---- AUSGANGSTEXT

Wie aber sollte dies Reich organisiert und verwaltet, wie in der politischen und militärischen Form der Gedanke durchgeführt werden, der für das bürgerliche und kirchliche Wesen die Norm gab? Sollten fortan die Satrapen, die Umgebung des Königs, die Großen des Reichs, das Heer nur Makedonen und Hellenen sein, so war jene Ineinsbildung nur Vorwand oder Illusion, die Volkstümlichkeiten nicht anerkannt, sondern nur geduldet, die Vergangenheit nur durch das Unglück und schmerzliche Erinnerungen an die Zukunft geknüpft, und statt der asiatischen Herrschaft, die wenigstens in demselben Weltteile erwachsen war, ein fremdes, unnatürliches, doppelt schweres Joch über Asien gekommen.
Die Antwort auf diese Fragen bezeichnet die Katastrophe in Alexanders Heldenleben; es ist der Wurm, der an der Wurzel seiner Größe nagt, das Verhängnis seiner Siege, das ihn besiegt.
Während der König Persiens die letzten Wege flieht, beginnt Alexander sich mit dem Glanze des persischen Königtums zu schmücken, die Großen Persiens um sich zu sammeln, sich mit dem Namen, den er bekämpft und gedemütigt hat, zu versöhnen, dem makedonischen Adel einen Adel des Morgenlandes hinzuzufügen.

--------
---- GESPEICHERTE EINTRÄGE

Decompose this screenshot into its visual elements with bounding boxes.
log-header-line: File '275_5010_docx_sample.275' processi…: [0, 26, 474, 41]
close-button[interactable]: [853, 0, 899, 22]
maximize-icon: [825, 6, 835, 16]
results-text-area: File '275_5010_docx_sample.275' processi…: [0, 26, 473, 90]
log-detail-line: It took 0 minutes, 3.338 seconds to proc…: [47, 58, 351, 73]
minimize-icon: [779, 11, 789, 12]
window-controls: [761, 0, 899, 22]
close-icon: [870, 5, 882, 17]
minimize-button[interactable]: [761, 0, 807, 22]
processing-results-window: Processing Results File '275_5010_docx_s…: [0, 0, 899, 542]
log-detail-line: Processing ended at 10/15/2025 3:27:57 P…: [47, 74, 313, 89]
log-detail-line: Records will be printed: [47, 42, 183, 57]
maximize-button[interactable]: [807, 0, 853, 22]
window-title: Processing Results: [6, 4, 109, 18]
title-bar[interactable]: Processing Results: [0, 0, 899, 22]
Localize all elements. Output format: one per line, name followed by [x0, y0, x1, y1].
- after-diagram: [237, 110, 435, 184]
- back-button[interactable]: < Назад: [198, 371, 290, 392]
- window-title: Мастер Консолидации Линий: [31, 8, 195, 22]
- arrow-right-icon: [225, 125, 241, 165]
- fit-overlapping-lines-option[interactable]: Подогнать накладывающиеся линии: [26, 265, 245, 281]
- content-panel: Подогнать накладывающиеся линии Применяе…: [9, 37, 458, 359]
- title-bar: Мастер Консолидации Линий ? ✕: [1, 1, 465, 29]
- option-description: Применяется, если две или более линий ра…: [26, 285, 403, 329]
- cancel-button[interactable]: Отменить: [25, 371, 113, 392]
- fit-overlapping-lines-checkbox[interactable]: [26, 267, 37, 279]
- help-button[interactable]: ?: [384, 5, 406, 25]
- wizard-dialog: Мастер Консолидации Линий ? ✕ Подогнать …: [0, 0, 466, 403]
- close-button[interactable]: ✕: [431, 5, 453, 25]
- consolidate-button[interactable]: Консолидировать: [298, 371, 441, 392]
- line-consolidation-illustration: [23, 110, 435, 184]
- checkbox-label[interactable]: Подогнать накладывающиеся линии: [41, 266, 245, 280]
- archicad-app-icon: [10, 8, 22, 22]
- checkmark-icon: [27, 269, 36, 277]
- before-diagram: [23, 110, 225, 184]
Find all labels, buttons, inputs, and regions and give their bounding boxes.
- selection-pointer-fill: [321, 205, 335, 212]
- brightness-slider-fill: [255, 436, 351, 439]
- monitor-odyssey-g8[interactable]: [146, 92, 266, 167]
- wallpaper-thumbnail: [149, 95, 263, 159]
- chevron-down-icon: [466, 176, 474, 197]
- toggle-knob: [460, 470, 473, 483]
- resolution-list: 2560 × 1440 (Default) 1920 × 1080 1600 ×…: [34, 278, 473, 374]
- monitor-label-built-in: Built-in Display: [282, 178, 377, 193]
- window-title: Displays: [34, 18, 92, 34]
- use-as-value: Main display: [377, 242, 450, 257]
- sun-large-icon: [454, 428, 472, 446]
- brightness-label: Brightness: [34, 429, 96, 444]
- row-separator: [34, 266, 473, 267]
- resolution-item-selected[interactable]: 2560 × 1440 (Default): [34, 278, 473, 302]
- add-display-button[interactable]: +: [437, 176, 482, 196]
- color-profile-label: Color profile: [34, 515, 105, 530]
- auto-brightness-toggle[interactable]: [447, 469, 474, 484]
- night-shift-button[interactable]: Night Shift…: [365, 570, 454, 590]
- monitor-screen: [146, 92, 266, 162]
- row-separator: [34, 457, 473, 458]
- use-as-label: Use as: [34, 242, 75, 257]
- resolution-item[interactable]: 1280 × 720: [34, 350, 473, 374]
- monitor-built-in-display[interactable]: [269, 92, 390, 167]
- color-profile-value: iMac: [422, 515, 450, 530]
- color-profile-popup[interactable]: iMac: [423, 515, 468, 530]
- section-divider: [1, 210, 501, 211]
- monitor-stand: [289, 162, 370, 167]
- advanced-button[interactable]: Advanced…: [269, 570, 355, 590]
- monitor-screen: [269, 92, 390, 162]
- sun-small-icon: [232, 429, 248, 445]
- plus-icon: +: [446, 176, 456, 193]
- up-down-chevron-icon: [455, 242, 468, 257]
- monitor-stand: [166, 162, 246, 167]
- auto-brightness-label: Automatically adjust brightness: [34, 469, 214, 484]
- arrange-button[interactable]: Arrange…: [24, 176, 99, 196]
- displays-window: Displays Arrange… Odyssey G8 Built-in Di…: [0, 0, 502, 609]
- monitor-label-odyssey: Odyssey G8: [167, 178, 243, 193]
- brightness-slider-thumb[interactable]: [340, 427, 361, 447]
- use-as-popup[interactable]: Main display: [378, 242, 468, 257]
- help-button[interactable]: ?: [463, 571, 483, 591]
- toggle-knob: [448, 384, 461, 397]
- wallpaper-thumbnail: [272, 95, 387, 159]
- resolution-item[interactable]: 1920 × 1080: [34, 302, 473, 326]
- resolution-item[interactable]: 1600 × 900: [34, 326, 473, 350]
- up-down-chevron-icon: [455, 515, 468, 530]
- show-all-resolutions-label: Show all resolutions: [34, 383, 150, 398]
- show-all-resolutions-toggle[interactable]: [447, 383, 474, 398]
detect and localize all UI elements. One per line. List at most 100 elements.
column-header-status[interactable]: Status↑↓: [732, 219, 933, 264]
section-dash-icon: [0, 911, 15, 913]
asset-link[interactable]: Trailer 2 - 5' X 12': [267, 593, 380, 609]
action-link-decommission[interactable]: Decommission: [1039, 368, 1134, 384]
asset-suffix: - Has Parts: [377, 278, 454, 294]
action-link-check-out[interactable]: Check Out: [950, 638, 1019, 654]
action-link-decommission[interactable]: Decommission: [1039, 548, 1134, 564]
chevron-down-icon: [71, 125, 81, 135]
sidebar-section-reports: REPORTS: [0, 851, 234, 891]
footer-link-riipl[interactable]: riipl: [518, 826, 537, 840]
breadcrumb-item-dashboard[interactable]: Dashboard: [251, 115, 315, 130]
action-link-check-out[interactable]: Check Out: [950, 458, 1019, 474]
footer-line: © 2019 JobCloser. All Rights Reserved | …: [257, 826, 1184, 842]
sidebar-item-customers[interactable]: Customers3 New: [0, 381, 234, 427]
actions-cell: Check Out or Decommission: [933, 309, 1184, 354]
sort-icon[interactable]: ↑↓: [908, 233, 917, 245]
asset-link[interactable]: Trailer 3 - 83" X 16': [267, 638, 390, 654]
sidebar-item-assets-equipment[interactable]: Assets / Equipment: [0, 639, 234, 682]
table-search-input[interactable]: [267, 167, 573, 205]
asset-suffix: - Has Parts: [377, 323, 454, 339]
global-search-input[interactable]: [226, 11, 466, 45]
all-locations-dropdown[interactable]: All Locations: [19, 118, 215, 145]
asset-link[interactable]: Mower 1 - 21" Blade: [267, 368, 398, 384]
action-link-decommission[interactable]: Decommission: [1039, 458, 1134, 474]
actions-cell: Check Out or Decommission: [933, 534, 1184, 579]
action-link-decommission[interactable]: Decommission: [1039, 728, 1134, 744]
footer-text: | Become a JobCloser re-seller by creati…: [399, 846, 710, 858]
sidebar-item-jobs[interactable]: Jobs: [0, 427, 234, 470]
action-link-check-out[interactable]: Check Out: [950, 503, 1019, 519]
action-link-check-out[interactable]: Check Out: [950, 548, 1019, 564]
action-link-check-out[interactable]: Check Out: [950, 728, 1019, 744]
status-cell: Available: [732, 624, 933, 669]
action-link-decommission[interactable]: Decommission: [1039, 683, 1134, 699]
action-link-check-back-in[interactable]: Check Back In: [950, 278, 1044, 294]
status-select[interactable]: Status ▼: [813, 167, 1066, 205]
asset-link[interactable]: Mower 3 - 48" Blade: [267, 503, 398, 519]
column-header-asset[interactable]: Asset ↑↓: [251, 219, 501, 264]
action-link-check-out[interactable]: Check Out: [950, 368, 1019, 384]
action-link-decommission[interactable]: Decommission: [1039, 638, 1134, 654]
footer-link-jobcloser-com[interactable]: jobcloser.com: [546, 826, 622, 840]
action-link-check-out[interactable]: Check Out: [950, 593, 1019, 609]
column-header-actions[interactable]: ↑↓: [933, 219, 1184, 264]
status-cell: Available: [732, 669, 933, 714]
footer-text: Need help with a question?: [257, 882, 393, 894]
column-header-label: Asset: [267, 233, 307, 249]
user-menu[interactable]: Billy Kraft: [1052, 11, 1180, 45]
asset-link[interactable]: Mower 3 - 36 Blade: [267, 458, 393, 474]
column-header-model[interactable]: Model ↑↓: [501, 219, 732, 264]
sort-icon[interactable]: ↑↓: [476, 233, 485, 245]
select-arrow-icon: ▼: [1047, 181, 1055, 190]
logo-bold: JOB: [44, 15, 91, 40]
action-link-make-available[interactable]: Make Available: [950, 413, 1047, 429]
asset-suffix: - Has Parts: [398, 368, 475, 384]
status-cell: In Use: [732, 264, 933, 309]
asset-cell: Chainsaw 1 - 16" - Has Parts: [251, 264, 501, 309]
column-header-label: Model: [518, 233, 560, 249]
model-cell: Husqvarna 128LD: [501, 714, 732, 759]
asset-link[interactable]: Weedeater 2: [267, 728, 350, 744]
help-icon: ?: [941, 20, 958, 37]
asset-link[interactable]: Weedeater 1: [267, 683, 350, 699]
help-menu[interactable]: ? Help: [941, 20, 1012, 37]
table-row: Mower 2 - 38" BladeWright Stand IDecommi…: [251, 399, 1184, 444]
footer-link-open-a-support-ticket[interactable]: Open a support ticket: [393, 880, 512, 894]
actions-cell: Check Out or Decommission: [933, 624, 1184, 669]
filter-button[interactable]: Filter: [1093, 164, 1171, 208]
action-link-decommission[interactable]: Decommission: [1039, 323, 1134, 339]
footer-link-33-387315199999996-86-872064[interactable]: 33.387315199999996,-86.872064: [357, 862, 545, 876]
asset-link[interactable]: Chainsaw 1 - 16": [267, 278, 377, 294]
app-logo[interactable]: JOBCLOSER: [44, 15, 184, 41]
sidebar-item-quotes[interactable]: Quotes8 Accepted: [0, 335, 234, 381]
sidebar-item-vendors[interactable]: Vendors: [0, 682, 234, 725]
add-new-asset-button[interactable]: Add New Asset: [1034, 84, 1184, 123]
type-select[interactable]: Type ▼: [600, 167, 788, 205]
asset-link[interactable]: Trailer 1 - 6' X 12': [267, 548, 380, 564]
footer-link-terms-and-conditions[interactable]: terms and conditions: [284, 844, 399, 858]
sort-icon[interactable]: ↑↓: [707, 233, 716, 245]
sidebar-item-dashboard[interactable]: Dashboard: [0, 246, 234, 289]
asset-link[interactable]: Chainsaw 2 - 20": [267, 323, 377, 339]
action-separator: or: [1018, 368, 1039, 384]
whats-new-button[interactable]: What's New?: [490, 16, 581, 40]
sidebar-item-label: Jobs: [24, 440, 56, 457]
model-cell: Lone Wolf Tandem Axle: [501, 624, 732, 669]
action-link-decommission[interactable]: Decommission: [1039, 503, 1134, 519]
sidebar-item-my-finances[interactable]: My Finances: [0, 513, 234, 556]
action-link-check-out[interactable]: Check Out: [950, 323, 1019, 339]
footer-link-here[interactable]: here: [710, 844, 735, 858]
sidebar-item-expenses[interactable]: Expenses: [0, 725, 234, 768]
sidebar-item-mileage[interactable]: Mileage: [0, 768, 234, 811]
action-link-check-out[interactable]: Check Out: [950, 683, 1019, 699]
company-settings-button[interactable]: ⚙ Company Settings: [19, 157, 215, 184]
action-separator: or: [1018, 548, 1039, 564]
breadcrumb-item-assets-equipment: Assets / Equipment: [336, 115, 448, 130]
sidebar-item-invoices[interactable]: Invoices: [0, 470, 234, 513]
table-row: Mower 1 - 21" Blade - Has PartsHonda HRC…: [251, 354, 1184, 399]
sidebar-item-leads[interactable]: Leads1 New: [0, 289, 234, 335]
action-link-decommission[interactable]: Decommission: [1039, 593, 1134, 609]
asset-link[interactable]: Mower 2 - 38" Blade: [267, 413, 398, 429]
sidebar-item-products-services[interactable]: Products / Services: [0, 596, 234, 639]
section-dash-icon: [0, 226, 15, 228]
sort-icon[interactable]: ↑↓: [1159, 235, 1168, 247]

--------

:: AUFGABE ::
Nenne alle Gruppen, bei denen der Ausgangstext erwägt, dass sie fortan „nur Makedonen und Hellenen“ sein könnten.

:: RICHTIGE ANTWORT ::
- die Satrapen
- die Umgebung des Königs
- die Großen des Reichs
- das Heer